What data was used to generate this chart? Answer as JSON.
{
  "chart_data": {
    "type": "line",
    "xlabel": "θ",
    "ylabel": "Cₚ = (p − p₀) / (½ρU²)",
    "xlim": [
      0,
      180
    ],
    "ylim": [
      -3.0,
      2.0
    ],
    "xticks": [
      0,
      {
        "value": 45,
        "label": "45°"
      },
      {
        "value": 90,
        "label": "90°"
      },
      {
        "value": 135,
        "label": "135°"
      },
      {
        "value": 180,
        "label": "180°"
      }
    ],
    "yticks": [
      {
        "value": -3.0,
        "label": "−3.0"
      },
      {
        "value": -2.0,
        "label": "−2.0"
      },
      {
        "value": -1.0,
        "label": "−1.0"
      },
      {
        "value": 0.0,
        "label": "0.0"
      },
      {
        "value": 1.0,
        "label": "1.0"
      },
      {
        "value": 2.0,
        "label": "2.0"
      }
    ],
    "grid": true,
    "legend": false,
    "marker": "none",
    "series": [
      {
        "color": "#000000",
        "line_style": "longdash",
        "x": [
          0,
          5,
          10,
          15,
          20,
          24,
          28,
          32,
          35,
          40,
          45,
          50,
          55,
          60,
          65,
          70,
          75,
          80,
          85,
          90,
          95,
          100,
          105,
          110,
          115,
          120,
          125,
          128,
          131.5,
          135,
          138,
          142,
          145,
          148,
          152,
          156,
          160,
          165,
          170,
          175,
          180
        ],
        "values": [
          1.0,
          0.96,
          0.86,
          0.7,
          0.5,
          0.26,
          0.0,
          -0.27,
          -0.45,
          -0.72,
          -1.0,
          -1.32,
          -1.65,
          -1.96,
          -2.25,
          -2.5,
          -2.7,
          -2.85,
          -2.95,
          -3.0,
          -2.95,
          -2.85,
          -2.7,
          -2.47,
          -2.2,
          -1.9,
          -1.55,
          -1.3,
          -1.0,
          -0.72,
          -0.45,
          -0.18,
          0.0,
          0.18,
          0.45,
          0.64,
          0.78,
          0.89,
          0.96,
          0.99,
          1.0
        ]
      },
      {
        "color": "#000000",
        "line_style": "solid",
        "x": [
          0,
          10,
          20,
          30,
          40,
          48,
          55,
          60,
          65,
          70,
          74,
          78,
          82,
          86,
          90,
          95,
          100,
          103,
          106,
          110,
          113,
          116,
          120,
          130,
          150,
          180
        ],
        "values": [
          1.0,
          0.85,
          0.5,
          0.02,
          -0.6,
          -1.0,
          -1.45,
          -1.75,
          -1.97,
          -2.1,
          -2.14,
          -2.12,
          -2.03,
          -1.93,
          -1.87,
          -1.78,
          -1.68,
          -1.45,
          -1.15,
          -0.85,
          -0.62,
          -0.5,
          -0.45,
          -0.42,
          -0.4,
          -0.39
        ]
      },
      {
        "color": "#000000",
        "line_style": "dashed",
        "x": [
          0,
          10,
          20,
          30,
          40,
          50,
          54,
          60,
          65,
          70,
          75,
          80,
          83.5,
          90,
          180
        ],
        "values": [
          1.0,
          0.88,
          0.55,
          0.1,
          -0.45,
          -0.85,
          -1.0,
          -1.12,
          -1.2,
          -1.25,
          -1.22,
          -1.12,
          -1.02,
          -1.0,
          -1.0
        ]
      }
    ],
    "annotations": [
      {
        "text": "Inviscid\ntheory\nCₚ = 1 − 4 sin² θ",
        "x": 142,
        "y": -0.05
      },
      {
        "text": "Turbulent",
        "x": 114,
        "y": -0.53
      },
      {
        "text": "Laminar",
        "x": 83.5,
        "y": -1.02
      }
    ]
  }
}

EXERCISE DESCRIPTION: Restate every entry word for word.

ANSWER TO THIS EXERCISE:
What data was used to generate this chart? Answer as JSON.
{
  "chart_data": {
    "type": "line",
    "xlabel": "θ",
    "ylabel": "Cₚ = (p − p₀) / (½ρU²)",
    "xlim": [
      0,
      180
    ],
    "ylim": [
      -3.0,
      2.0
    ],
    "xticks": [
      0,
      {
        "value": 45,
        "label": "45°"
      },
      {
        "value": 90,
        "label": "90°"
      },
      {
        "value": 135,
        "label": "135°"
      },
      {
        "value": 180,
        "label": "180°"
      }
    ],
    "yticks": [
      {
        "value": -3.0,
        "label": "−3.0"
      },
      {
        "value": -2.0,
        "label": "−2.0"
      },
      {
        "value": -1.0,
        "label": "−1.0"
      },
      {
        "value": 0.0,
        "label": "0.0"
      },
      {
        "value": 1.0,
        "label": "1.0"
      },
      {
        "value": 2.0,
        "label": "2.0"
      }
    ],
    "grid": true,
    "legend": false,
    "marker": "none",
    "series": [
      {
        "color": "#000000",
        "line_style": "longdash",
        "x": [
          0,
          5,
          10,
          15,
          20,
          24,
          28,
          32,
          35,
          40,
          45,
          50,
          55,
          60,
          65,
          70,
          75,
          80,
          85,
          90,
          95,
          100,
          105,
          110,
          115,
          120,
          125,
          128,
          131.5,
          135,
          138,
          142,
          145,
          148,
          152,
          156,
          160,
          165,
          170,
          175,
          180
        ],
        "values": [
          1.0,
          0.96,
          0.86,
          0.7,
          0.5,
          0.26,
          0.0,
          -0.27,
          -0.45,
          -0.72,
          -1.0,
          -1.32,
          -1.65,
          -1.96,
          -2.25,
          -2.5,
          -2.7,
          -2.85,
          -2.95,
          -3.0,
          -2.95,
          -2.85,
          -2.7,
          -2.47,
          -2.2,
          -1.9,
          -1.55,
          -1.3,
          -1.0,
          -0.72,
          -0.45,
          -0.18,
          0.0,
          0.18,
          0.45,
          0.64,
          0.78,
          0.89,
          0.96,
          0.99,
          1.0
        ]
      },
      {
        "color": "#000000",
        "line_style": "solid",
        "x": [
          0,
          10,
          20,
          30,
          40,
          48,
          55,
          60,
          65,
          70,
          74,
          78,
          82,
          86,
          90,
          95,
          100,
          103,
          106,
          110,
          113,
          116,
          120,
          130,
          150,
          180
        ],
        "values": [
          1.0,
          0.85,
          0.5,
          0.02,
          -0.6,
          -1.0,
          -1.45,
          -1.75,
          -1.97,
          -2.1,
          -2.14,
          -2.12,
          -2.03,
          -1.93,
          -1.87,
          -1.78,
          -1.68,
          -1.45,
          -1.15,
          -0.85,
          -0.62,
          -0.5,
          -0.45,
          -0.42,
          -0.4,
          -0.39
        ]
      },
      {
        "color": "#000000",
        "line_style": "dashed",
        "x": [
          0,
          10,
          20,
          30,
          40,
          50,
          54,
          60,
          65,
          70,
          75,
          80,
          83.5,
          90,
          180
        ],
        "values": [
          1.0,
          0.88,
          0.55,
          0.1,
          -0.45,
          -0.85,
          -1.0,
          -1.12,
          -1.2,
          -1.25,
          -1.22,
          -1.12,
          -1.02,
          -1.0,
          -1.0
        ]
      }
    ],
    "annotations": [
      {
        "text": "Inviscid\ntheory\nCₚ = 1 − 4 sin² θ",
        "x": 142,
        "y": -0.05
      },
      {
        "text": "Turbulent",
        "x": 114,
        "y": -0.53
      },
      {
        "text": "Laminar",
        "x": 83.5,
        "y": -1.02
      }
    ]
  }
}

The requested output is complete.